WRITTEN EXERCISE:
Show each line from the listing that includes the word "condition".

(Raw records)
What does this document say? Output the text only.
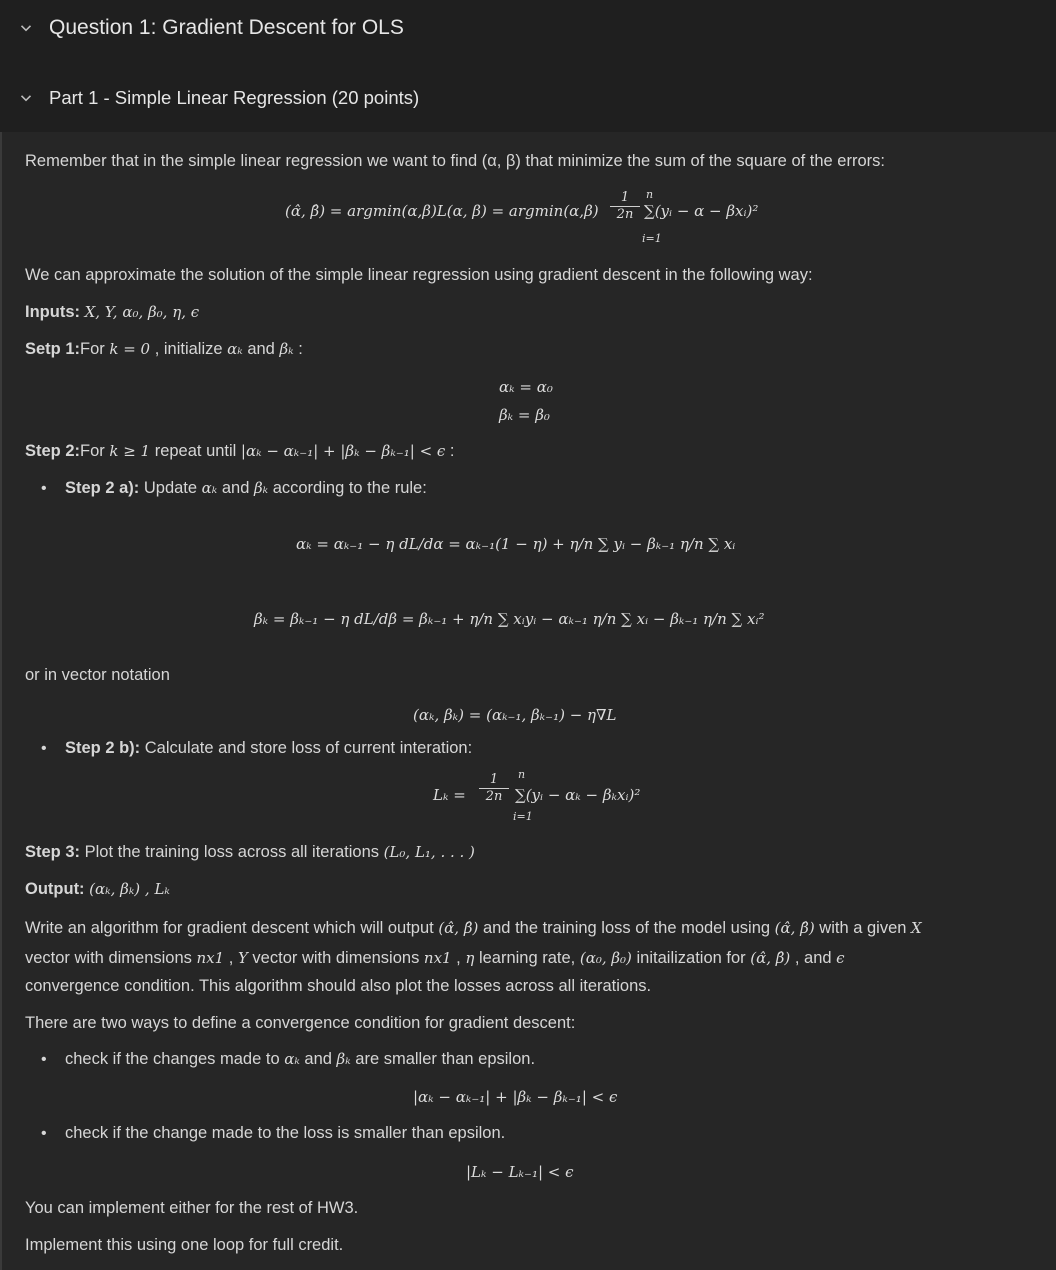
Question 1: Gradient Descent for OLS
Part 1 - Simple Linear Regression (20 points)
Remember that in the simple linear regression we want to find (α, β) that minimize the sum of the square of the errors:
(α̂, β̂) = argmin(α,β)L(α, $\beta) = argmin(\alpha,\beta) \frac{1}{2n}$ ∑(yᵢ − α − βxᵢ)²
n
i=1
We can approximate the solution of the simple linear regression using gradient descent in the following way:
Inputs: X, Y, α₀, β₀, η, ϵ
Setp 1:For k = 0 , initialize αₖ and βₖ :
αₖ = α₀
βₖ = β₀
Step 2:For k ≥ 1 repeat until |αₖ − αₖ₋₁| + |βₖ − βₖ₋₁| < ϵ :
• Step 2 a): Update αₖ and βₖ according to the rule:
αₖ = αₖ₋₁ − η dL/dα = αₖ₋₁(1 − η) + η/n ∑ yᵢ − βₖ₋₁ η/n ∑ xᵢ
βₖ = βₖ₋₁ − η dL/dβ = βₖ₋₁ + η/n ∑ xᵢyᵢ − αₖ₋₁ η/n ∑ xᵢ − βₖ₋₁ η/n ∑ xᵢ²
or in vector notation
(αₖ, βₖ) = (αₖ₋₁, βₖ₋₁) − η∇L
• Step 2 b): Calculate and store loss of current interation:
$L_k = \frac{1}{2n}$ ∑(yᵢ − αₖ − βₖxᵢ)²
n
i=1
Step 3: Plot the training loss across all iterations (L₀, L₁, . . . )
Output: (αₖ, βₖ) , Lₖ
Write an algorithm for gradient descent which will output (α̂, β̂) and the training loss of the model using (α̂, β̂) with a given X
vector with dimensions nx1 , Y vector with dimensions nx1 , η learning rate, (α₀, β₀) initailization for (α̂, β̂) , and ϵ
convergence condition. This algorithm should also plot the losses across all iterations.
There are two ways to define a convergence condition for gradient descent:
• check if the changes made to αₖ and βₖ are smaller than epsilon.
|αₖ − αₖ₋₁| + |βₖ − βₖ₋₁| < ϵ
• check if the change made to the loss is smaller than epsilon.
|Lₖ − Lₖ₋₁| < ϵ
You can implement either for the rest of HW3.
Implement this using one loop for full credit.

RESPONSE TO THIS EXERCISE:
convergence condition. This algorithm should also plot the losses across all iterations.
There are two ways to define a convergence condition for gradient descent:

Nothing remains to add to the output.